Stated task:
Return the listing below word for word.
BEGIN Provided data
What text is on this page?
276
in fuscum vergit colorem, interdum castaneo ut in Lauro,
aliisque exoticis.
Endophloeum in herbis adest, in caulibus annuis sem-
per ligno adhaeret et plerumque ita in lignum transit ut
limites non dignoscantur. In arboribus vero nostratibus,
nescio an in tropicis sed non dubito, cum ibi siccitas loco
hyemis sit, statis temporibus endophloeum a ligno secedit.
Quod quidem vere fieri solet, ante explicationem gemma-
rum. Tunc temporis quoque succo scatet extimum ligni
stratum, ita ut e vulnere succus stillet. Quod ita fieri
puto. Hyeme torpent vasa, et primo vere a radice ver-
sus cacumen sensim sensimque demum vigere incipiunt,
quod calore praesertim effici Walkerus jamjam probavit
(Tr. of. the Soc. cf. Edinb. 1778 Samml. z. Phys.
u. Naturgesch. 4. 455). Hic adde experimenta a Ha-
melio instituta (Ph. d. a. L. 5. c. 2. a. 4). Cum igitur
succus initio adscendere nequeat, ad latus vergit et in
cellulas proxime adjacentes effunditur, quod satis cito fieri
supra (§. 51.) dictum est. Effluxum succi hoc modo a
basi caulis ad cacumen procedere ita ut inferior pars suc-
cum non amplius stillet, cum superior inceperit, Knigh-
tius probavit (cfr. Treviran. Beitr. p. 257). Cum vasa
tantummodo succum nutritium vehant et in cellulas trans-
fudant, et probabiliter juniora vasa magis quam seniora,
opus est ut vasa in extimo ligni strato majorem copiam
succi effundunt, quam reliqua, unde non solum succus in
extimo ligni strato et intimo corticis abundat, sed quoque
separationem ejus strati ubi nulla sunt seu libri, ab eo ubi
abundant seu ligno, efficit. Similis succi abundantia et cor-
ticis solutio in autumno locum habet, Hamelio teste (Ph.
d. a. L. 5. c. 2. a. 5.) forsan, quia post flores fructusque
END Provided data
Solution:
What text is on this page?
276
in fuscum vergit colorem, interdum castaneo ut in Lauro,
aliisque exoticis.
Endophloeum in herbis adest, in caulibus annuis sem-
per ligno adhaeret et plerumque ita in lignum transit ut
limites non dignoscantur. In arboribus vero nostratibus,
nescio an in tropicis sed non dubito, cum ibi siccitas loco
hyemis sit, statis temporibus endophloeum a ligno secedit.
Quod quidem vere fieri solet, ante explicationem gemma-
rum. Tunc temporis quoque succo scatet extimum ligni
stratum, ita ut e vulnere succus stillet. Quod ita fieri
puto. Hyeme torpent vasa, et primo vere a radice ver-
sus cacumen sensim sensimque demum vigere incipiunt,
quod calore praesertim effici Walkerus jamjam probavit
(Tr. of. the Soc. cf. Edinb. 1778 Samml. z. Phys.
u. Naturgesch. 4. 455). Hic adde experimenta a Ha-
melio instituta (Ph. d. a. L. 5. c. 2. a. 4). Cum igitur
succus initio adscendere nequeat, ad latus vergit et in
cellulas proxime adjacentes effunditur, quod satis cito fieri
supra (§. 51.) dictum est. Effluxum succi hoc modo a
basi caulis ad cacumen procedere ita ut inferior pars suc-
cum non amplius stillet, cum superior inceperit, Knigh-
tius probavit (cfr. Treviran. Beitr. p. 257). Cum vasa
tantummodo succum nutritium vehant et in cellulas trans-
fudant, et probabiliter juniora vasa magis quam seniora,
opus est ut vasa in extimo ligni strato majorem copiam
succi effundunt, quam reliqua, unde non solum succus in
extimo ligni strato et intimo corticis abundat, sed quoque
separationem ejus strati ubi nulla sunt seu libri, ab eo ubi
abundant seu ligno, efficit. Similis succi abundantia et cor-
ticis solutio in autumno locum habet, Hamelio teste (Ph.
d. a. L. 5. c. 2. a. 5.) forsan, quia post flores fructusque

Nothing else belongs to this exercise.